=== Stored rows ===
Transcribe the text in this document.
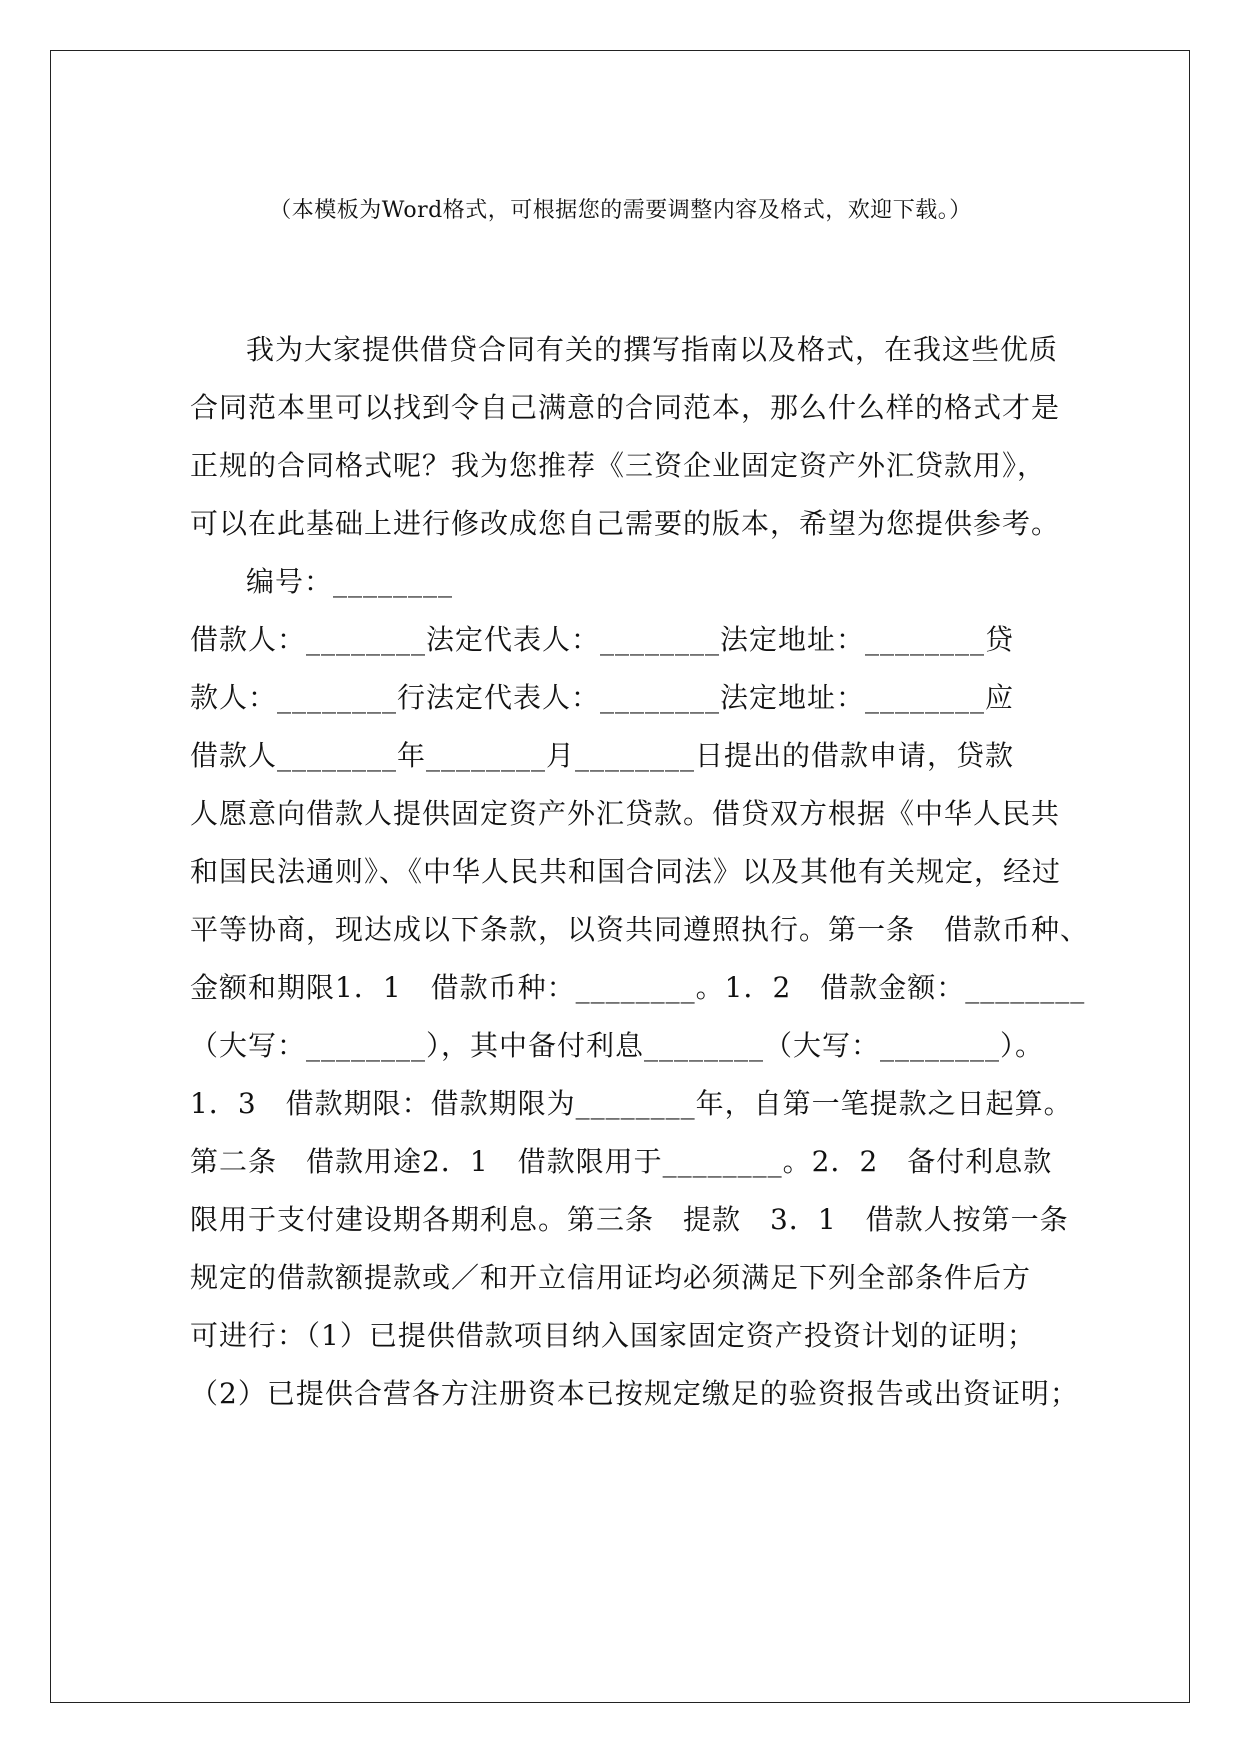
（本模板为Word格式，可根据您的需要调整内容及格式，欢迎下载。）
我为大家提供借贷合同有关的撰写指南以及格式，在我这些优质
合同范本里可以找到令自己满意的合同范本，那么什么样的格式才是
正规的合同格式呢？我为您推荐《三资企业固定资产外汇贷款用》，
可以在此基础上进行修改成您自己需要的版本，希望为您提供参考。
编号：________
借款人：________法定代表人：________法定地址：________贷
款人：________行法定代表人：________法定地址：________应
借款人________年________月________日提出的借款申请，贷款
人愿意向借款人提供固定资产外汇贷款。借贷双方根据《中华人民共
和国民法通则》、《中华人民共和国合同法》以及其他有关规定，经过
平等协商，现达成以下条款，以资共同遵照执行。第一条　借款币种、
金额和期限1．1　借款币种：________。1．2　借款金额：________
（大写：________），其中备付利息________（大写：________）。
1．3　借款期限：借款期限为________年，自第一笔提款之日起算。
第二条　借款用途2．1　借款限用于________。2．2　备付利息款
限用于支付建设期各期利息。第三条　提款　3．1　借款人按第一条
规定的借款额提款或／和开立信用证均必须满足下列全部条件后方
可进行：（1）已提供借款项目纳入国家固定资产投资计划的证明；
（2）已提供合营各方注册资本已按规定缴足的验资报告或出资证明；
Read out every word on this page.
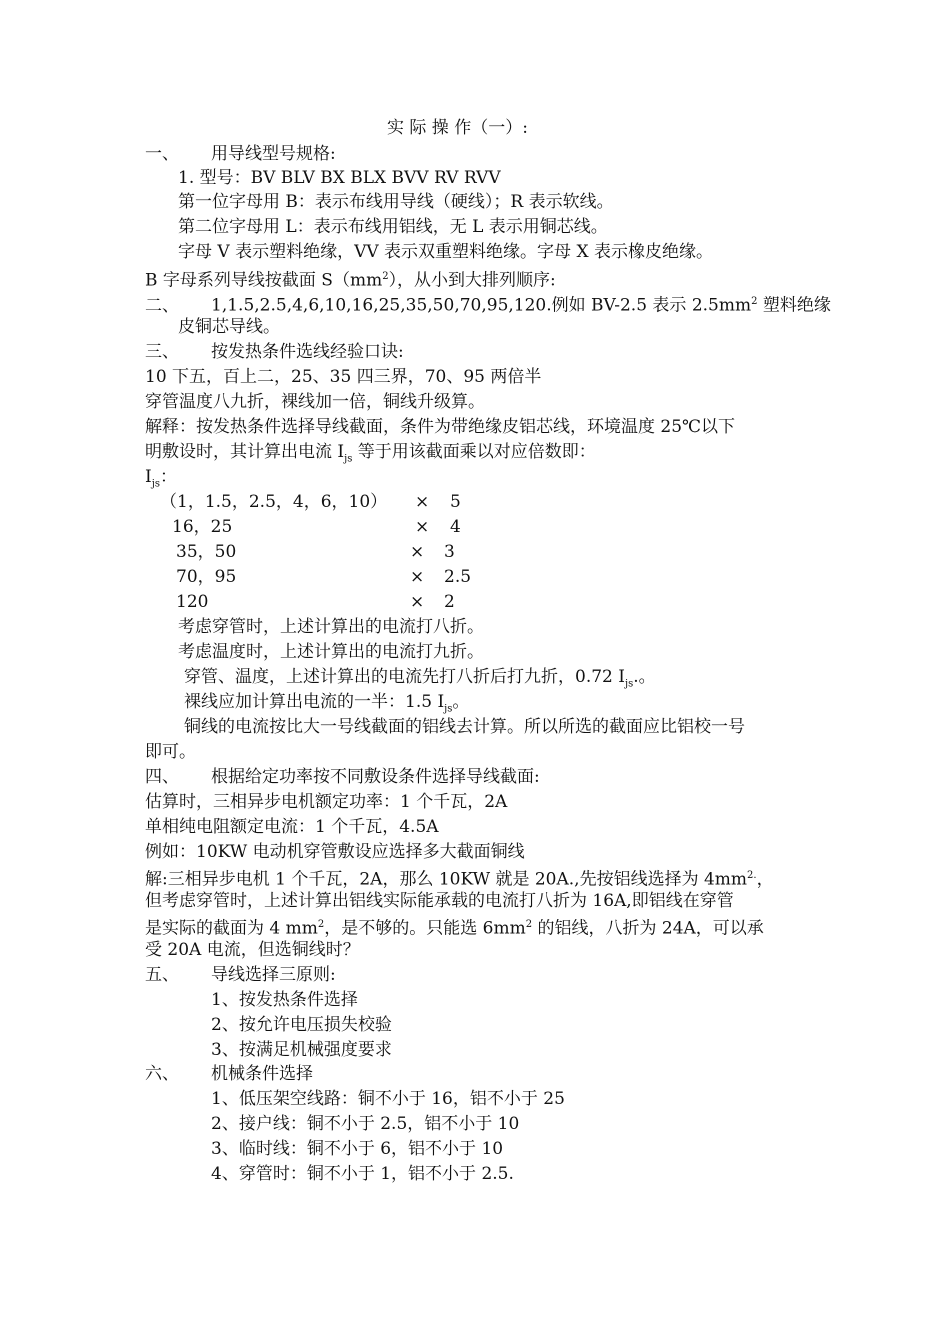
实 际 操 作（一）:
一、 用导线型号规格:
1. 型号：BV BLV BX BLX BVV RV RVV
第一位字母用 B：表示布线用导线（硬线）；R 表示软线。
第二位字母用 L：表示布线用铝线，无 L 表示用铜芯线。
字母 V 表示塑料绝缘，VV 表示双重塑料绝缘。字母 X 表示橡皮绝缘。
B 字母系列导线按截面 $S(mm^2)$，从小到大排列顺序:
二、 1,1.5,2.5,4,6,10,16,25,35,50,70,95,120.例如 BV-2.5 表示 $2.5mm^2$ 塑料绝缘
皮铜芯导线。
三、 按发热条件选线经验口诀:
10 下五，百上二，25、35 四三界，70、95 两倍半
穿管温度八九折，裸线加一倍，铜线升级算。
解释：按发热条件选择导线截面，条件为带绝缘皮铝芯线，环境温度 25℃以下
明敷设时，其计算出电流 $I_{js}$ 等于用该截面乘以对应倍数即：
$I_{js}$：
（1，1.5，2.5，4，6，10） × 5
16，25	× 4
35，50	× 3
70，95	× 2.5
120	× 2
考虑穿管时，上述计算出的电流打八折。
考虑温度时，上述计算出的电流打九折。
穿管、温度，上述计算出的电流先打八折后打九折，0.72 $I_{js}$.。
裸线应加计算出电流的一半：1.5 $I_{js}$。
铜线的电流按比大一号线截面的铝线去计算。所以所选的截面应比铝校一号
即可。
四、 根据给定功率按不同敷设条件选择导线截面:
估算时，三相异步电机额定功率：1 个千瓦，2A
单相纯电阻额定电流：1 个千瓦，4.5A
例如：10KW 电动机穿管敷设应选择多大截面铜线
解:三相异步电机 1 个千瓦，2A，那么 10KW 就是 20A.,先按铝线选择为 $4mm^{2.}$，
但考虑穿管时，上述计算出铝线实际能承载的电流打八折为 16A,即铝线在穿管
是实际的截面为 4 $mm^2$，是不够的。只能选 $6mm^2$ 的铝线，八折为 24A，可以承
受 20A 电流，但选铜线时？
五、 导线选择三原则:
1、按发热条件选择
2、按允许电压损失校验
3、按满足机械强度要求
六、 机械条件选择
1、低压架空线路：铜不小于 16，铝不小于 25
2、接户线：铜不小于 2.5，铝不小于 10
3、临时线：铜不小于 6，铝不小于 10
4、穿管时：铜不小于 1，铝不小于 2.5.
===
• _Job_:
Copy every line from the entries that contains the word "this".

• _Task answer_:
Transcribe the text in this document.
Read out every word on this page.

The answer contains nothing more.